→ BRIEF:
The listing below is to be output in its exact form.

→ DATA SHOWN:
++++++++
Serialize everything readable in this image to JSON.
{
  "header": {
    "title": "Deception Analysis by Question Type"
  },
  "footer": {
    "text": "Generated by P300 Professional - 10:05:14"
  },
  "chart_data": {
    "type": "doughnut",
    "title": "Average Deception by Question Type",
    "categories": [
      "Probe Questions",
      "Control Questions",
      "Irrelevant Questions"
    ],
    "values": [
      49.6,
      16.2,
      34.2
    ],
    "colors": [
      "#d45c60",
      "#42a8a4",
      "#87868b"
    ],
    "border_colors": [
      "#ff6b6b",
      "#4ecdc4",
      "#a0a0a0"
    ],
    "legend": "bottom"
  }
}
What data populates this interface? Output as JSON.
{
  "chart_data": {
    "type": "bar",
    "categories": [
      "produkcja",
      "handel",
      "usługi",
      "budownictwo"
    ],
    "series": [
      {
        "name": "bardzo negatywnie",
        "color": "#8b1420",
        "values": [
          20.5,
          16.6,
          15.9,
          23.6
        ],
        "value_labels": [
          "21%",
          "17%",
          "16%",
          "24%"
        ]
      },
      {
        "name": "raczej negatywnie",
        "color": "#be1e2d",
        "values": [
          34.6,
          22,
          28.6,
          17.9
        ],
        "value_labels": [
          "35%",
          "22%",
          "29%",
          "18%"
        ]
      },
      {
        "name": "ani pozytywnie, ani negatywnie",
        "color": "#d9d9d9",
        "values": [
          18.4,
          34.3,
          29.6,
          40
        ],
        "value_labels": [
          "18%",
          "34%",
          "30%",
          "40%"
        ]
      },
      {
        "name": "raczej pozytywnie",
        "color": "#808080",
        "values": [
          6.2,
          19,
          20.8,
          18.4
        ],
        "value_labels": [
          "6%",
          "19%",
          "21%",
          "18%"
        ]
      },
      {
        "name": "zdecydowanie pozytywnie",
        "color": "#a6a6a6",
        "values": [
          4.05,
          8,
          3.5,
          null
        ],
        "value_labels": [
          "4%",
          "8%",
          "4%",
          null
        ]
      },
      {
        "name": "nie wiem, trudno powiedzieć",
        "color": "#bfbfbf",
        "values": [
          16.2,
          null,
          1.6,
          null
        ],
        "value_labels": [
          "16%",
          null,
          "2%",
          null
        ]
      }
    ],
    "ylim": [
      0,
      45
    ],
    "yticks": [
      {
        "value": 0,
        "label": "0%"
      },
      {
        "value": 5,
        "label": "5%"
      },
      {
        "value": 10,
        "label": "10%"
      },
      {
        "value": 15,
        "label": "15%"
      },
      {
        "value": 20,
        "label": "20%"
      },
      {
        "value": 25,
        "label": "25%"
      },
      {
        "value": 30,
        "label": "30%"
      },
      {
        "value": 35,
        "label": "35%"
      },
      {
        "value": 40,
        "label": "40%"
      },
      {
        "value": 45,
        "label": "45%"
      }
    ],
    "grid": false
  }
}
++++++++
→ PROBLEM SOLUTION:
Serialize everything readable in this image to JSON.
{
  "header": {
    "title": "Deception Analysis by Question Type"
  },
  "footer": {
    "text": "Generated by P300 Professional - 10:05:14"
  },
  "chart_data": {
    "type": "doughnut",
    "title": "Average Deception by Question Type",
    "categories": [
      "Probe Questions",
      "Control Questions",
      "Irrelevant Questions"
    ],
    "values": [
      49.6,
      16.2,
      34.2
    ],
    "colors": [
      "#d45c60",
      "#42a8a4",
      "#87868b"
    ],
    "border_colors": [
      "#ff6b6b",
      "#4ecdc4",
      "#a0a0a0"
    ],
    "legend": "bottom"
  }
}
What data populates this interface? Output as JSON.
{
  "chart_data": {
    "type": "bar",
    "categories": [
      "produkcja",
      "handel",
      "usługi",
      "budownictwo"
    ],
    "series": [
      {
        "name": "bardzo negatywnie",
        "color": "#8b1420",
        "values": [
          20.5,
          16.6,
          15.9,
          23.6
        ],
        "value_labels": [
          "21%",
          "17%",
          "16%",
          "24%"
        ]
      },
      {
        "name": "raczej negatywnie",
        "color": "#be1e2d",
        "values": [
          34.6,
          22,
          28.6,
          17.9
        ],
        "value_labels": [
          "35%",
          "22%",
          "29%",
          "18%"
        ]
      },
      {
        "name": "ani pozytywnie, ani negatywnie",
        "color": "#d9d9d9",
        "values": [
          18.4,
          34.3,
          29.6,
          40
        ],
        "value_labels": [
          "18%",
          "34%",
          "30%",
          "40%"
        ]
      },
      {
        "name": "raczej pozytywnie",
        "color": "#808080",
        "values": [
          6.2,
          19,
          20.8,
          18.4
        ],
        "value_labels": [
          "6%",
          "19%",
          "21%",
          "18%"
        ]
      },
      {
        "name": "zdecydowanie pozytywnie",
        "color": "#a6a6a6",
        "values": [
          4.05,
          8,
          3.5,
          null
        ],
        "value_labels": [
          "4%",
          "8%",
          "4%",
          null
        ]
      },
      {
        "name": "nie wiem, trudno powiedzieć",
        "color": "#bfbfbf",
        "values": [
          16.2,
          null,
          1.6,
          null
        ],
        "value_labels": [
          "16%",
          null,
          "2%",
          null
        ]
      }
    ],
    "ylim": [
      0,
      45
    ],
    "yticks": [
      {
        "value": 0,
        "label": "0%"
      },
      {
        "value": 5,
        "label": "5%"
      },
      {
        "value": 10,
        "label": "10%"
      },
      {
        "value": 15,
        "label": "15%"
      },
      {
        "value": 20,
        "label": "20%"
      },
      {
        "value": 25,
        "label": "25%"
      },
      {
        "value": 30,
        "label": "30%"
      },
      {
        "value": 35,
        "label": "35%"
      },
      {
        "value": 40,
        "label": "40%"
      },
      {
        "value": 45,
        "label": "45%"
      }
    ],
    "grid": false
  }
}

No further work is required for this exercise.